DIRECTIVE => Extract the text of each entry below exactly, leaving every image behind.

[Recorded data]
-----

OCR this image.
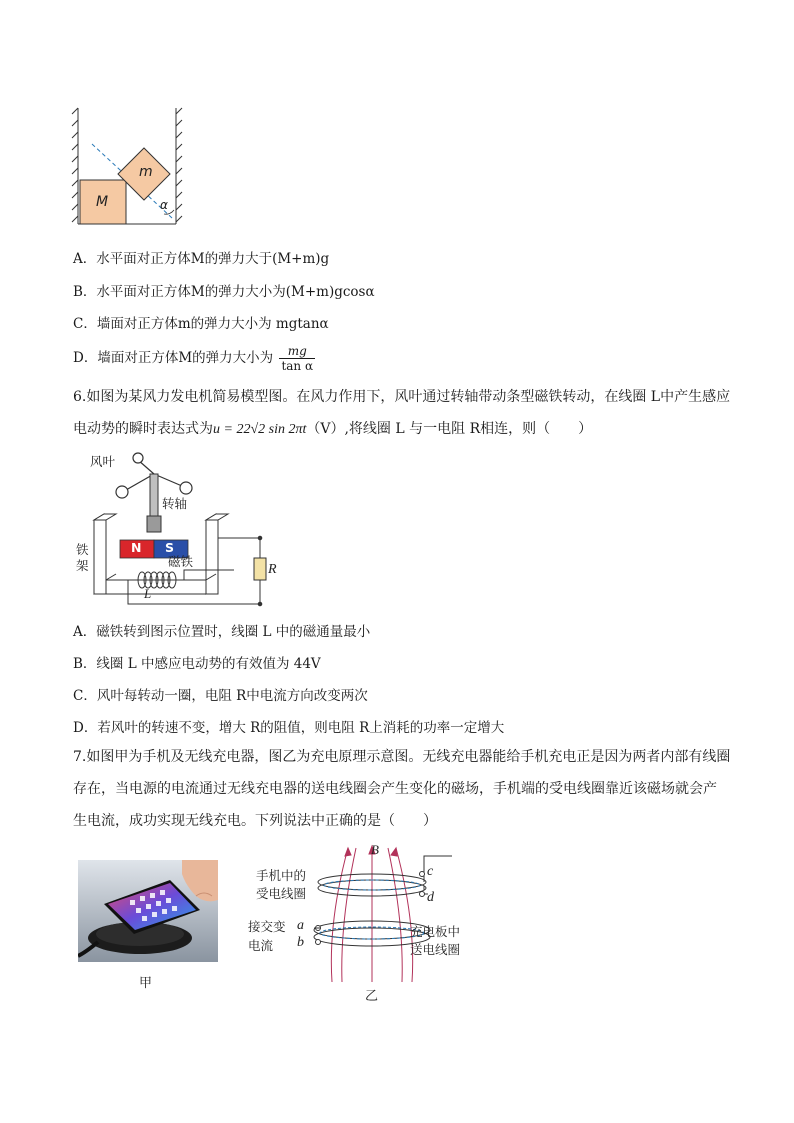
M
m
α
A．水平面对正方体M的弹力大于(M+m)g
B．水平面对正方体M的弹力大小为(M+m)gcosα
C．墙面对正方体m的弹力大小为 mgtanα
D．墙面对正方体M的弹力大小为 $\frac{mg}{\text{tan α}}$
6.如图为某风力发电机简易模型图。在风力作用下，风叶通过转轴带动条型磁铁转动，在线圈 L中产生感应
电动势的瞬时表达式为u = 22√2 sin 2πt（V）,将线圈 L 与一电阻 R相连，则（　　）
风叶
转轴
铁
架
N S
磁铁
R
L
A．磁铁转到图示位置时，线圈 L 中的磁通量最小
B．线圈 L 中感应电动势的有效值为 44V
C．风叶每转动一圈，电阻 R中电流方向改变两次
D．若风叶的转速不变，增大 R的阻值，则电阻 R上消耗的功率一定增大
7.如图甲为手机及无线充电器，图乙为充电原理示意图。无线充电器能给手机充电正是因为两者内部有线圈
存在，当电源的电流通过无线充电器的送电线圈会产生变化的磁场，手机端的受电线圈靠近该磁场就会产
生电流，成功实现无线充电。下列说法中正确的是（　　）
甲
B
手机中的
受电线圈
c
d
接交变
电流
a
b
充电板中
送电线圈
乙
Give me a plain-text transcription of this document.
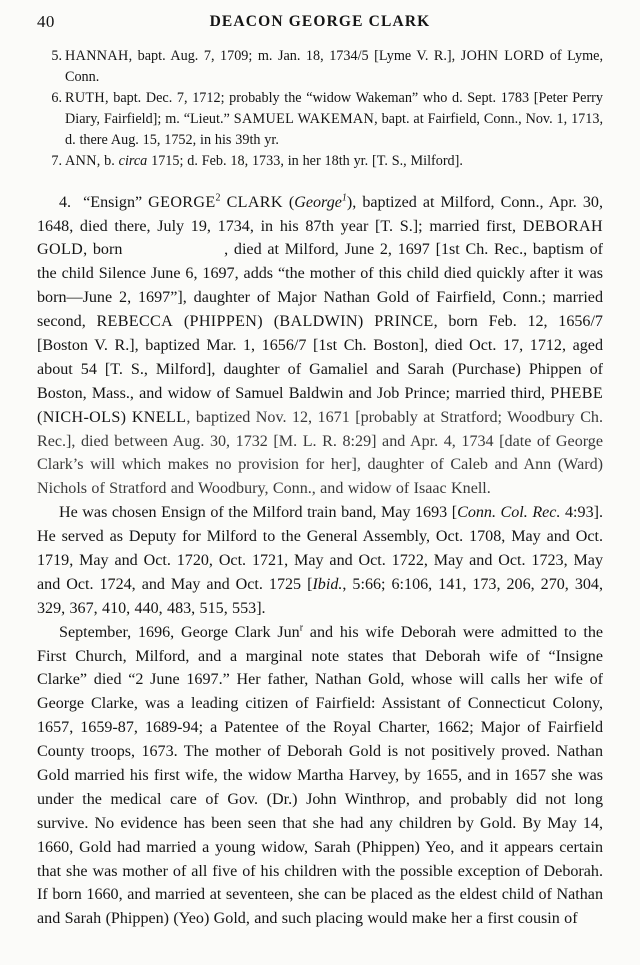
40	DEACON GEORGE CLARK
5. HANNAH, bapt. Aug. 7, 1709; m. Jan. 18, 1734/5 [Lyme V. R.], JOHN LORD of Lyme, Conn.

6. RUTH, bapt. Dec. 7, 1712; probably the “widow Wakeman” who d. Sept. 1783 [Peter Perry Diary, Fairfield]; m. “Lieut.” SAMUEL WAKEMAN, bapt. at Fairfield, Conn., Nov. 1, 1713, d. there Aug. 15, 1752, in his 39th yr.

7. ANN, b. circa 1715; d. Feb. 18, 1733, in her 18th yr. [T. S., Milford].

4. “Ensign” GEORGE$^2$ CLARK (George$^1$), baptized at Milford, Conn., Apr. 30, 1648, died there, July 19, 1734, in his 87th year [T. S.]; married first, DEBORAH GOLD, born	, died at Milford, June 2, 1697 [1st Ch. Rec., baptism of the child Silence June 6, 1697, adds “the mother of this child died quickly after it was born—June 2, 1697”], daughter of Major Nathan Gold of Fairfield, Conn.; married second, REBECCA (PHIPPEN) (BALDWIN) PRINCE, born Feb. 12, 1656/7 [Boston V. R.], baptized Mar. 1, 1656/7 [1st Ch. Boston], died Oct. 17, 1712, aged about 54 [T. S., Milford], daughter of Gamaliel and Sarah (Purchase) Phippen of Boston, Mass., and widow of Samuel Baldwin and Job Prince; married third, PHEBE (NICH-OLS) KNELL, baptized Nov. 12, 1671 [probably at Stratford; Woodbury Ch. Rec.], died between Aug. 30, 1732 [M. L. R. 8:29] and Apr. 4, 1734 [date of George Clark’s will which makes no provision for her], daughter of Caleb and Ann (Ward) Nichols of Stratford and Woodbury, Conn., and widow of Isaac Knell.

He was chosen Ensign of the Milford train band, May 1693 [Conn. Col. Rec. 4:93]. He served as Deputy for Milford to the General Assembly, Oct. 1708, May and Oct. 1719, May and Oct. 1720, Oct. 1721, May and Oct. 1722, May and Oct. 1723, May and Oct. 1724, and May and Oct. 1725 [Ibid., 5:66; 6:106, 141, 173, 206, 270, 304, 329, 367, 410, 440, 483, 515, 553].

September, 1696, George Clark Jun$^r$ and his wife Deborah were admitted to the First Church, Milford, and a marginal note states that Deborah wife of “Insigne Clarke” died “2 June 1697.” Her father, Nathan Gold, whose will calls her wife of George Clarke, was a leading citizen of Fairfield: Assistant of Connecticut Colony, 1657, 1659-87, 1689-94; a Patentee of the Royal Charter, 1662; Major of Fairfield County troops, 1673. The mother of Deborah Gold is not positively proved. Nathan Gold married his first wife, the widow Martha Harvey, by 1655, and in 1657 she was under the medical care of Gov. (Dr.) John Winthrop, and probably did not long survive. No evidence has been seen that she had any children by Gold. By May 14, 1660, Gold had married a young widow, Sarah (Phippen) Yeo, and it appears certain that she was mother of all five of his children with the possible exception of Deborah. If born 1660, and married at seventeen, she can be placed as the eldest child of Nathan and Sarah (Phippen) (Yeo) Gold, and such placing would make her a first cousin of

-----

SOLUTION TO THE EXERCISE =>
OCR this image.
M
m
α
A．水平面对正方体M的弹力大于(M+m)g
B．水平面对正方体M的弹力大小为(M+m)gcosα
C．墙面对正方体m的弹力大小为 mgtanα
D．墙面对正方体M的弹力大小为 $\frac{mg}{\text{tan α}}$
6.如图为某风力发电机简易模型图。在风力作用下，风叶通过转轴带动条型磁铁转动，在线圈 L中产生感应
电动势的瞬时表达式为u = 22√2 sin 2πt（V）,将线圈 L 与一电阻 R相连，则（　　）
风叶
转轴
铁
架
N S
磁铁
R
L
A．磁铁转到图示位置时，线圈 L 中的磁通量最小
B．线圈 L 中感应电动势的有效值为 44V
C．风叶每转动一圈，电阻 R中电流方向改变两次
D．若风叶的转速不变，增大 R的阻值，则电阻 R上消耗的功率一定增大
7.如图甲为手机及无线充电器，图乙为充电原理示意图。无线充电器能给手机充电正是因为两者内部有线圈
存在，当电源的电流通过无线充电器的送电线圈会产生变化的磁场，手机端的受电线圈靠近该磁场就会产
生电流，成功实现无线充电。下列说法中正确的是（　　）
甲
B
手机中的
受电线圈
c
d
接交变
电流
a
b
充电板中
送电线圈
乙
Give me a plain-text transcription of this document.
40	DEACON GEORGE CLARK
5. HANNAH, bapt. Aug. 7, 1709; m. Jan. 18, 1734/5 [Lyme V. R.], JOHN LORD of Lyme, Conn.

6. RUTH, bapt. Dec. 7, 1712; probably the “widow Wakeman” who d. Sept. 1783 [Peter Perry Diary, Fairfield]; m. “Lieut.” SAMUEL WAKEMAN, bapt. at Fairfield, Conn., Nov. 1, 1713, d. there Aug. 15, 1752, in his 39th yr.

7. ANN, b. circa 1715; d. Feb. 18, 1733, in her 18th yr. [T. S., Milford].

4. “Ensign” GEORGE$^2$ CLARK (George$^1$), baptized at Milford, Conn., Apr. 30, 1648, died there, July 19, 1734, in his 87th year [T. S.]; married first, DEBORAH GOLD, born	, died at Milford, June 2, 1697 [1st Ch. Rec., baptism of the child Silence June 6, 1697, adds “the mother of this child died quickly after it was born—June 2, 1697”], daughter of Major Nathan Gold of Fairfield, Conn.; married second, REBECCA (PHIPPEN) (BALDWIN) PRINCE, born Feb. 12, 1656/7 [Boston V. R.], baptized Mar. 1, 1656/7 [1st Ch. Boston], died Oct. 17, 1712, aged about 54 [T. S., Milford], daughter of Gamaliel and Sarah (Purchase) Phippen of Boston, Mass., and widow of Samuel Baldwin and Job Prince; married third, PHEBE (NICH-OLS) KNELL, baptized Nov. 12, 1671 [probably at Stratford; Woodbury Ch. Rec.], died between Aug. 30, 1732 [M. L. R. 8:29] and Apr. 4, 1734 [date of George Clark’s will which makes no provision for her], daughter of Caleb and Ann (Ward) Nichols of Stratford and Woodbury, Conn., and widow of Isaac Knell.

He was chosen Ensign of the Milford train band, May 1693 [Conn. Col. Rec. 4:93]. He served as Deputy for Milford to the General Assembly, Oct. 1708, May and Oct. 1719, May and Oct. 1720, Oct. 1721, May and Oct. 1722, May and Oct. 1723, May and Oct. 1724, and May and Oct. 1725 [Ibid., 5:66; 6:106, 141, 173, 206, 270, 304, 329, 367, 410, 440, 483, 515, 553].

September, 1696, George Clark Jun$^r$ and his wife Deborah were admitted to the First Church, Milford, and a marginal note states that Deborah wife of “Insigne Clarke” died “2 June 1697.” Her father, Nathan Gold, whose will calls her wife of George Clarke, was a leading citizen of Fairfield: Assistant of Connecticut Colony, 1657, 1659-87, 1689-94; a Patentee of the Royal Charter, 1662; Major of Fairfield County troops, 1673. The mother of Deborah Gold is not positively proved. Nathan Gold married his first wife, the widow Martha Harvey, by 1655, and in 1657 she was under the medical care of Gov. (Dr.) John Winthrop, and probably did not long survive. No evidence has been seen that she had any children by Gold. By May 14, 1660, Gold had married a young widow, Sarah (Phippen) Yeo, and it appears certain that she was mother of all five of his children with the possible exception of Deborah. If born 1660, and married at seventeen, she can be placed as the eldest child of Nathan and Sarah (Phippen) (Yeo) Gold, and such placing would make her a first cousin of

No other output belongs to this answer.